**Task statement:**
Pick out every line of the entries below where "this" occurs, and copy those lines.

* begin *

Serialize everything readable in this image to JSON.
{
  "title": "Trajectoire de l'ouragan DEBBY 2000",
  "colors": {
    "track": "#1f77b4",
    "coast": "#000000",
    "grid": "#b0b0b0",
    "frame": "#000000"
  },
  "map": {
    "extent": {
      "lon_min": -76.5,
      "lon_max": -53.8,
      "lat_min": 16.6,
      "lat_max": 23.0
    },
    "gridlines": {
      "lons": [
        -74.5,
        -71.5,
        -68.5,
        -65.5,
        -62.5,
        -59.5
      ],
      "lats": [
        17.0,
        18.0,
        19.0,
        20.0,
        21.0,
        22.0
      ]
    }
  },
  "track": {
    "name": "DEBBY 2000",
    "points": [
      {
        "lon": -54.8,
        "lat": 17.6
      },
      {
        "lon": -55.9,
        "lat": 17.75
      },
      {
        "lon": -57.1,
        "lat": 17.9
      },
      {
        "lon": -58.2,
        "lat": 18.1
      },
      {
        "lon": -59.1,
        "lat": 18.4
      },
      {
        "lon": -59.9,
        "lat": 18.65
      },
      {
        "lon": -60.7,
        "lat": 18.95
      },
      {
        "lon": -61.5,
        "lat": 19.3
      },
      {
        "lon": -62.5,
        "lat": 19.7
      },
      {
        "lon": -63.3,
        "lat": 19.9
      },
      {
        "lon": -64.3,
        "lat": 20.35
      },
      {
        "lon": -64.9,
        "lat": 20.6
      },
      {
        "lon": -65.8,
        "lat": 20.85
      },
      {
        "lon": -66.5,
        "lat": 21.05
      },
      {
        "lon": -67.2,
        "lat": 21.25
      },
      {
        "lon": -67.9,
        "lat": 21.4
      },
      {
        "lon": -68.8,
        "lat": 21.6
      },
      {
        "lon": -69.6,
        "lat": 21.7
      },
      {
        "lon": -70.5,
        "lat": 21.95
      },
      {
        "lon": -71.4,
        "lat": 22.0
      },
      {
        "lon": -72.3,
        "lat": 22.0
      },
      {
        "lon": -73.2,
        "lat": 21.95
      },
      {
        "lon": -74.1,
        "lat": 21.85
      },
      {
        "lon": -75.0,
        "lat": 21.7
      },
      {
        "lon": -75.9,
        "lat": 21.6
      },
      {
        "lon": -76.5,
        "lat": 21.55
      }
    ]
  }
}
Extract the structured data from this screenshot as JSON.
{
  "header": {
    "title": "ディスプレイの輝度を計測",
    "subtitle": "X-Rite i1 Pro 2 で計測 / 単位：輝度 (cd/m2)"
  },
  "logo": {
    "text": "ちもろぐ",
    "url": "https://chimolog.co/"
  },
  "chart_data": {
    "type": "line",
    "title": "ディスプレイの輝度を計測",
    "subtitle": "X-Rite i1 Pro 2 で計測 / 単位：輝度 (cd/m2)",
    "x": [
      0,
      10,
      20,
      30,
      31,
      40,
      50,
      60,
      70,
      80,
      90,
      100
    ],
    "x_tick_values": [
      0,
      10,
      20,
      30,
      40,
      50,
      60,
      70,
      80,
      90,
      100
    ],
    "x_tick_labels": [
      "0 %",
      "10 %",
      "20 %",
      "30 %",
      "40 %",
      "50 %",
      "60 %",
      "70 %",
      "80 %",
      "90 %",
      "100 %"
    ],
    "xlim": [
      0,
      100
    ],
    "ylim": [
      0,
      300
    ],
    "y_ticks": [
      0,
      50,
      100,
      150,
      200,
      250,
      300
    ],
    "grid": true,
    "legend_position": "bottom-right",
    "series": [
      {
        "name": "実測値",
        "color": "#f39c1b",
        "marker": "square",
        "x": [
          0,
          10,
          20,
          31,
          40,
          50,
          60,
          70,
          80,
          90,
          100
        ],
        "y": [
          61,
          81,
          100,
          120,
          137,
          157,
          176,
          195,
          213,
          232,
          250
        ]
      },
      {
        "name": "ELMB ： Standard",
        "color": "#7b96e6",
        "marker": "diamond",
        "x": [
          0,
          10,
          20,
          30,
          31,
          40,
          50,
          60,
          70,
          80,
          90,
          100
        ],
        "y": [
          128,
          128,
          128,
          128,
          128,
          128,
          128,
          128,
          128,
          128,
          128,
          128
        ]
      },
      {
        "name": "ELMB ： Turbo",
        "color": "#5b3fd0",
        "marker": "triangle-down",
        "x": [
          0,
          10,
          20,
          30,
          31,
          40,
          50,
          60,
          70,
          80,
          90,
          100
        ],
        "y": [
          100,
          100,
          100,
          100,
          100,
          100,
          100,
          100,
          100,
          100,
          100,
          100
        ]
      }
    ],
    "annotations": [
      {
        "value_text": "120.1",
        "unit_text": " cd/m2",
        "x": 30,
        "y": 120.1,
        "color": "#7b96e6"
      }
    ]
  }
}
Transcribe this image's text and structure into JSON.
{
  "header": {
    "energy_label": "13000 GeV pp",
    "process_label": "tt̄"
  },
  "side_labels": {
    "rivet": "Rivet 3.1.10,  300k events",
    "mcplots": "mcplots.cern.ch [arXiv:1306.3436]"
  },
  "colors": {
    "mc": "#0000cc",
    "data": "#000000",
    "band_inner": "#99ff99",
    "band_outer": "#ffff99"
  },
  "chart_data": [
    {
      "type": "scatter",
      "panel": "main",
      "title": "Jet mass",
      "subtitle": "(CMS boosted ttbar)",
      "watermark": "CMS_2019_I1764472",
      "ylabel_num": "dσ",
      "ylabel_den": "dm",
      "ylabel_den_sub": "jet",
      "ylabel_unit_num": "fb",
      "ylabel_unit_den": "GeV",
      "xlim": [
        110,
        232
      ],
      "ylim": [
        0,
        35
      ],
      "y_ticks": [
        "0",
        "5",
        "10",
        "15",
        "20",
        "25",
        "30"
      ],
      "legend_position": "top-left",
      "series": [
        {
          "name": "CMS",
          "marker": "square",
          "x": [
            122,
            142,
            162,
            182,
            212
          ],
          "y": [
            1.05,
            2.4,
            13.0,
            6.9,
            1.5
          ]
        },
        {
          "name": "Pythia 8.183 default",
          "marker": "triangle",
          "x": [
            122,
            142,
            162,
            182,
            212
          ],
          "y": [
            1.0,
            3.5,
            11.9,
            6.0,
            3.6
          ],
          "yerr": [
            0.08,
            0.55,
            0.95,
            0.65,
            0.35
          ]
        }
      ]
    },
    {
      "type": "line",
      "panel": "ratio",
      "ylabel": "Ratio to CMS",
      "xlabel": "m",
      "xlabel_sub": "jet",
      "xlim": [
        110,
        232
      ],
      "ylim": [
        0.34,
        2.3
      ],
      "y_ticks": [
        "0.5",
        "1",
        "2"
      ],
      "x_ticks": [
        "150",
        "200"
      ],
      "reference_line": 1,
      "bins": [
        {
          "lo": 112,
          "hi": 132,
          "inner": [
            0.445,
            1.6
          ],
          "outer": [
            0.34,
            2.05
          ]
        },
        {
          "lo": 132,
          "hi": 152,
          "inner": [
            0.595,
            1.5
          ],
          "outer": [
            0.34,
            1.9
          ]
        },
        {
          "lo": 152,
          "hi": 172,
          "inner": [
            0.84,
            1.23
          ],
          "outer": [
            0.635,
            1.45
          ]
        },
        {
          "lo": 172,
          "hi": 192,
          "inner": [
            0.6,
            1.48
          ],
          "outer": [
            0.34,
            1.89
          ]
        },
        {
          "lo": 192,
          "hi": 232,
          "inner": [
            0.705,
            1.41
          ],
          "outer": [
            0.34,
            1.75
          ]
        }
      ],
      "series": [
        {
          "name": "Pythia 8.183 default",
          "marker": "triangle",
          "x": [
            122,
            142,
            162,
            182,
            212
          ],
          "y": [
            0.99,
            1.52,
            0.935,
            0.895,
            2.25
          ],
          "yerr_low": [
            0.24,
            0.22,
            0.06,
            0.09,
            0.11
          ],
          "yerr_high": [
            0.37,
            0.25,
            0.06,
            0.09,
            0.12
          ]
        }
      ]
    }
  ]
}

* end *

**Task output:**
Serialize everything readable in this image to JSON.
Extract the structured data from this screenshot as JSON.
Transcribe this image's text and structure into JSON.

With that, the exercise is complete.